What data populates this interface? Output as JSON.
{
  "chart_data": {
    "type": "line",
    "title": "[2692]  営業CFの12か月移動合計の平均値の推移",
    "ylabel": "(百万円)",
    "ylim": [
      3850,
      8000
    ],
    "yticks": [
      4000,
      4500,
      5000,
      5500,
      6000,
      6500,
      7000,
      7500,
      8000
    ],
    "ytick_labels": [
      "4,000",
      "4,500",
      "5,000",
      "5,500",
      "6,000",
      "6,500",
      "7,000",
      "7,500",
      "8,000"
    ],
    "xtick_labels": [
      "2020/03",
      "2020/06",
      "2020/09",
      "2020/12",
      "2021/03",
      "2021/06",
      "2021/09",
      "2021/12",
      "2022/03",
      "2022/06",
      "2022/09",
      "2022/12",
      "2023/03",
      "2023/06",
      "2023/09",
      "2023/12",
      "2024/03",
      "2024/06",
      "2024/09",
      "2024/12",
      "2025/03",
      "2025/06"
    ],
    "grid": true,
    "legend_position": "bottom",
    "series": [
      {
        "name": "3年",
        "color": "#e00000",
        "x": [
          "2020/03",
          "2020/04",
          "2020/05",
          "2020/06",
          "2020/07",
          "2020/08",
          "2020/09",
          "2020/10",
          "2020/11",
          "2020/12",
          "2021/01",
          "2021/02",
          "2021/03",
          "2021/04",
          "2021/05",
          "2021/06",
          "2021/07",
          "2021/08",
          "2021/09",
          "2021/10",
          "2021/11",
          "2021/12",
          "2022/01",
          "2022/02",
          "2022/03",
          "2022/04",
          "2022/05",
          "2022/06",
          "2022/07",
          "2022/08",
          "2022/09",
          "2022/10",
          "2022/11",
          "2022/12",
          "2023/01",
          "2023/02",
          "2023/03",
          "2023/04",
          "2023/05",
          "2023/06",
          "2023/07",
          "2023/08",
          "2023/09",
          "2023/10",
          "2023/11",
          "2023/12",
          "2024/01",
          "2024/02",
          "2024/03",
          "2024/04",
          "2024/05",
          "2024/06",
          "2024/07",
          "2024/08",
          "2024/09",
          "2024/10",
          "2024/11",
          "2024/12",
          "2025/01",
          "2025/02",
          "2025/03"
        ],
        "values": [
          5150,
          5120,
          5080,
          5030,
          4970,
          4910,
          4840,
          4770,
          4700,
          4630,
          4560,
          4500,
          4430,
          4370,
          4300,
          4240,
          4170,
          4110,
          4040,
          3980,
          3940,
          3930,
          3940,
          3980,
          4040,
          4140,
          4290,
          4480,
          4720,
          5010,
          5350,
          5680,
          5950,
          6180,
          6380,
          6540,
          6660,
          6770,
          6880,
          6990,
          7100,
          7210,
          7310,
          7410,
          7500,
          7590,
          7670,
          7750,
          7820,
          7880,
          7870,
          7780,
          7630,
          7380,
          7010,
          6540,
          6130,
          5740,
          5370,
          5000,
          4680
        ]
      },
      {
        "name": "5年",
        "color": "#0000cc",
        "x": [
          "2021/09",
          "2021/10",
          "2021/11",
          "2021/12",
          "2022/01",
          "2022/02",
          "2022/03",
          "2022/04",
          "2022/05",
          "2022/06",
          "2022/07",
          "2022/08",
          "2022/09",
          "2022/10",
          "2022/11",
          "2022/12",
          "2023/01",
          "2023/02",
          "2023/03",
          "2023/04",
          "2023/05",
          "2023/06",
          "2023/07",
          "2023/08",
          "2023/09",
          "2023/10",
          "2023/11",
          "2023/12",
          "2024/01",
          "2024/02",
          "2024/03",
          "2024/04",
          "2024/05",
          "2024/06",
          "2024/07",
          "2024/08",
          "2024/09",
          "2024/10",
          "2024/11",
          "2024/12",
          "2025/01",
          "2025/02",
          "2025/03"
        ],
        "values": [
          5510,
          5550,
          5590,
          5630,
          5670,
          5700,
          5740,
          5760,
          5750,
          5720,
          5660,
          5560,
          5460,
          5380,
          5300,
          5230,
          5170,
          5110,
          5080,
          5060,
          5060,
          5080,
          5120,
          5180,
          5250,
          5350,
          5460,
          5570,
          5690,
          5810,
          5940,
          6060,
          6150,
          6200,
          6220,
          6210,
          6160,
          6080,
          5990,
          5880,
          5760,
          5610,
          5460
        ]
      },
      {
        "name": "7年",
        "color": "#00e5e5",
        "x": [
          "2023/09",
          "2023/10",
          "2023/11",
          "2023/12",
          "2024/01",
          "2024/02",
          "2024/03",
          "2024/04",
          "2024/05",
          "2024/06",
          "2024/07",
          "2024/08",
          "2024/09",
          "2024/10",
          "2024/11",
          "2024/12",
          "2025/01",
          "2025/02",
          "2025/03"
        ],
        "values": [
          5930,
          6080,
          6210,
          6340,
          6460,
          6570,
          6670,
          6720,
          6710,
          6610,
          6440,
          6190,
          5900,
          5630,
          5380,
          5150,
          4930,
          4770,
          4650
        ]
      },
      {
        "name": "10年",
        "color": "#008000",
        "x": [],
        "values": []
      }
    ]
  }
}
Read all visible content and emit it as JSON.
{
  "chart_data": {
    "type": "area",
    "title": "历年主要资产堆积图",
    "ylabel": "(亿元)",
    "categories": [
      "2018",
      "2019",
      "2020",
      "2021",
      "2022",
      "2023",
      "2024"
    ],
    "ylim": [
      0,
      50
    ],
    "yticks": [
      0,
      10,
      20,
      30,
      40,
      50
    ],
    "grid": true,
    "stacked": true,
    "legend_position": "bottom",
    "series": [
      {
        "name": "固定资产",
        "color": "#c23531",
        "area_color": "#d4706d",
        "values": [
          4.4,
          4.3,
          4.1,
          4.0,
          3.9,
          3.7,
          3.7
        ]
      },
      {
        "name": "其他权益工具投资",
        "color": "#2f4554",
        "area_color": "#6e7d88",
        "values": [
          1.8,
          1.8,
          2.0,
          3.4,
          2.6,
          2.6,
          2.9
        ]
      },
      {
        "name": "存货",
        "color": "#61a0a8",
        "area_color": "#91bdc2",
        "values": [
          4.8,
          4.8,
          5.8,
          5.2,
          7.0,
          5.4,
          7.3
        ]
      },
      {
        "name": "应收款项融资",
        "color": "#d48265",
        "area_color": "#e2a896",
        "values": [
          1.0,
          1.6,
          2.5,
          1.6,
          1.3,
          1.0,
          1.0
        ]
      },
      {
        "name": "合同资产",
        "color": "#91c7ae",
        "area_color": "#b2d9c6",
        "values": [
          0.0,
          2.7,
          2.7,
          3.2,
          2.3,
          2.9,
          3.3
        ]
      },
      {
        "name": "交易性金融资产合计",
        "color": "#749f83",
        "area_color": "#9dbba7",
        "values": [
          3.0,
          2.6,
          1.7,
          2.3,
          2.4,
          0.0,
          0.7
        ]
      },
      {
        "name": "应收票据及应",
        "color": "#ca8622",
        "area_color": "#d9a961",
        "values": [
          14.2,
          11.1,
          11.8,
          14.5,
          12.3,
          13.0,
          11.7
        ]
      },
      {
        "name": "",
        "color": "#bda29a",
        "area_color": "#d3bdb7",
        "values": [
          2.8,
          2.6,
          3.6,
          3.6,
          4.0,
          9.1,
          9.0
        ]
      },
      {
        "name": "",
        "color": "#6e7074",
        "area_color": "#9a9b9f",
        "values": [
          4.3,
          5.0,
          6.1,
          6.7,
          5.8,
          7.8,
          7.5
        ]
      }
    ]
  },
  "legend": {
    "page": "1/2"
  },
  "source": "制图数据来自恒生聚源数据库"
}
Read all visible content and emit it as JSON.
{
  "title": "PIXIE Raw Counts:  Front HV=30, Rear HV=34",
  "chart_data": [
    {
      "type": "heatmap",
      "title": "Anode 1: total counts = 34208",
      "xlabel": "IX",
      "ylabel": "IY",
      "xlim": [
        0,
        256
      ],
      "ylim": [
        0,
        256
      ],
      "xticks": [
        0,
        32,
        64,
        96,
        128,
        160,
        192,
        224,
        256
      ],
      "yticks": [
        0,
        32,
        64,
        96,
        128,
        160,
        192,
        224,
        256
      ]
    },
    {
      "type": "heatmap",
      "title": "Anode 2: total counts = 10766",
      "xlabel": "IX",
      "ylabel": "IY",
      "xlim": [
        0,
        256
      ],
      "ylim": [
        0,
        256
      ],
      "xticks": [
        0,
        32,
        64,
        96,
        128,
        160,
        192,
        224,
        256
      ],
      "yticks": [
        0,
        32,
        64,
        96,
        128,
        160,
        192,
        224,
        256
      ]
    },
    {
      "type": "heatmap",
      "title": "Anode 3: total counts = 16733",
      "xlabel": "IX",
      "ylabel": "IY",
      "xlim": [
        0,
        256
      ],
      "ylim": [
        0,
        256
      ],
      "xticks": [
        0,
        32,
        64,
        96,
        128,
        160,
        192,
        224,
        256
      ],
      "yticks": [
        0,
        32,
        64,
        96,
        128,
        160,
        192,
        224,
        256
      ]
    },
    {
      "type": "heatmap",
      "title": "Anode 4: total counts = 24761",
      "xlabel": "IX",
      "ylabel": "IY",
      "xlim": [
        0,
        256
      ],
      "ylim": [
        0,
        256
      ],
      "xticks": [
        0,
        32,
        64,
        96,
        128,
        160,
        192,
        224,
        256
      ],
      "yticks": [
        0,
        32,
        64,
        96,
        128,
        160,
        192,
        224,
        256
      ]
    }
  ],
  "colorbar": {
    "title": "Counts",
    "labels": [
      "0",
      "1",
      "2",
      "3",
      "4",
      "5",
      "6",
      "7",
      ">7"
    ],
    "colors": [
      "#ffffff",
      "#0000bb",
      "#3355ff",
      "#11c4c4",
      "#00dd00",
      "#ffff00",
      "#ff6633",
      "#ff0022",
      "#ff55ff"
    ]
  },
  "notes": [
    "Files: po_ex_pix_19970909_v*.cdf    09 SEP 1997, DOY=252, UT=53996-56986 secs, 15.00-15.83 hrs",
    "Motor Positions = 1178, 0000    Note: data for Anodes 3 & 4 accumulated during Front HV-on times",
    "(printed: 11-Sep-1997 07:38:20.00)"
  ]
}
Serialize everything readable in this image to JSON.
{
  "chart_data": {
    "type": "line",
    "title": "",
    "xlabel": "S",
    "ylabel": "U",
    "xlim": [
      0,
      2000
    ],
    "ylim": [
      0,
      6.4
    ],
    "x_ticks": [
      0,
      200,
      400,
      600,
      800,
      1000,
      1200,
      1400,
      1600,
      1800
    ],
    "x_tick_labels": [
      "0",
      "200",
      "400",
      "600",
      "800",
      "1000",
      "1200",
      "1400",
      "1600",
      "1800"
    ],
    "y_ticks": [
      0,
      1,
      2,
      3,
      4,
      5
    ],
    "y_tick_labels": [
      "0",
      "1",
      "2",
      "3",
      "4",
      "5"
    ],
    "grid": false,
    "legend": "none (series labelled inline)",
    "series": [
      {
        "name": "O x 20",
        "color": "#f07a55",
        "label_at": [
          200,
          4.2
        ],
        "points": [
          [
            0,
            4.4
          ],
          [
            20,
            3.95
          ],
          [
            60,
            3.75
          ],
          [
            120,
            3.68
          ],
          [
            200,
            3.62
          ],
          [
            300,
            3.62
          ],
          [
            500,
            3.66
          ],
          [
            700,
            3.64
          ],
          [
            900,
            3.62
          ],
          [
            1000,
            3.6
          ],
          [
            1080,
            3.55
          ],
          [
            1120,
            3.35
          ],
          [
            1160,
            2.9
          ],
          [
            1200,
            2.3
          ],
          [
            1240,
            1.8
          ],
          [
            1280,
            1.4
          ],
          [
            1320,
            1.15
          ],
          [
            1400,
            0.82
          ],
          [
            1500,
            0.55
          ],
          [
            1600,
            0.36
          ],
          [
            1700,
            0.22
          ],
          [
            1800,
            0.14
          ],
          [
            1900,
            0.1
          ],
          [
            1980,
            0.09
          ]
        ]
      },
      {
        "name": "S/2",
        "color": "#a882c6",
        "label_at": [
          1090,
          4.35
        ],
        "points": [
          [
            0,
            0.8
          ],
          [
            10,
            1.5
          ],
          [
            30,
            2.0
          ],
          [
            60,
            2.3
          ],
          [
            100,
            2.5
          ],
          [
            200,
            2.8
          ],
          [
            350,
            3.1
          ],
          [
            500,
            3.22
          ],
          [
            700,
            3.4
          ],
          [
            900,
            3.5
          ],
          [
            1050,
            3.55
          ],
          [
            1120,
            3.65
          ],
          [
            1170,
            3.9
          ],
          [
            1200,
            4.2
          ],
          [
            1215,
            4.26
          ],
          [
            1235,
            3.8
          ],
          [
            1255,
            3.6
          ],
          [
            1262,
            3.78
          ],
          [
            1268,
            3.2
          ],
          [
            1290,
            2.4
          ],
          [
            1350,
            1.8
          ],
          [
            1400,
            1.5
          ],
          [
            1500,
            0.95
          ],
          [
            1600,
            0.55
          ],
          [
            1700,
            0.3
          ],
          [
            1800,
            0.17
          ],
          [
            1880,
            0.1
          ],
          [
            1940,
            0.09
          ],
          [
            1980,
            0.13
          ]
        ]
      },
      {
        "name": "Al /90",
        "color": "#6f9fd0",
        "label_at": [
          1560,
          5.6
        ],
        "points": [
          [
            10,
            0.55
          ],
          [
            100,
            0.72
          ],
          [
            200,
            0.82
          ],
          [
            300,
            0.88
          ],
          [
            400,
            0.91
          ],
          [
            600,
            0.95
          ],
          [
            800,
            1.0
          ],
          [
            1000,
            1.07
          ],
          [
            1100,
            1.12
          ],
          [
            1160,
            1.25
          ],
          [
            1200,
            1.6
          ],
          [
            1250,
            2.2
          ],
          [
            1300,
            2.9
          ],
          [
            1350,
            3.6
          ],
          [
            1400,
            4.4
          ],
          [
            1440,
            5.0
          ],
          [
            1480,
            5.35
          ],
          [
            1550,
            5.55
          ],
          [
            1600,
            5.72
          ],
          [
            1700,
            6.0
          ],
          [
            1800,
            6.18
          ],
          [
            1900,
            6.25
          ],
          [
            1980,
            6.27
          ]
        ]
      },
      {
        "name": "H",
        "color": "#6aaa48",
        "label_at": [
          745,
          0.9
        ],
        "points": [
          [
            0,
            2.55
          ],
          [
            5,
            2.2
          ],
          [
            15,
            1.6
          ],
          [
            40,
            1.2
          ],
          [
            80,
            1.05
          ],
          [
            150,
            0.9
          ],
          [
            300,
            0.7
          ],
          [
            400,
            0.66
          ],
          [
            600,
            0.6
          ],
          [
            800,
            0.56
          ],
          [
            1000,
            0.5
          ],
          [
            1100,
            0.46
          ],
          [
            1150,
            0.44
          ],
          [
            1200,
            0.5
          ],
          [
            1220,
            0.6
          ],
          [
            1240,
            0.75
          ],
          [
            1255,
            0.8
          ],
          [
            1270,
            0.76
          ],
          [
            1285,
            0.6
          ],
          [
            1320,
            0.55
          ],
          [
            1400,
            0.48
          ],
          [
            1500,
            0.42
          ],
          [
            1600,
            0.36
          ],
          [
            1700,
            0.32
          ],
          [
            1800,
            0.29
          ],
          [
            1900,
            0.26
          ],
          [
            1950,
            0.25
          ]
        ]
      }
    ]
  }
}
---------------
* _REQUIRED TASK_
Find all lines with "total" in them and copy each one.

* _SOLUTION TO THIS TASK_
      "title": "Anode 1: total counts = 34208",
      "title": "Anode 2: total counts = 10766",
      "title": "Anode 3: total counts = 16733",
      "title": "Anode 4: total counts = 24761",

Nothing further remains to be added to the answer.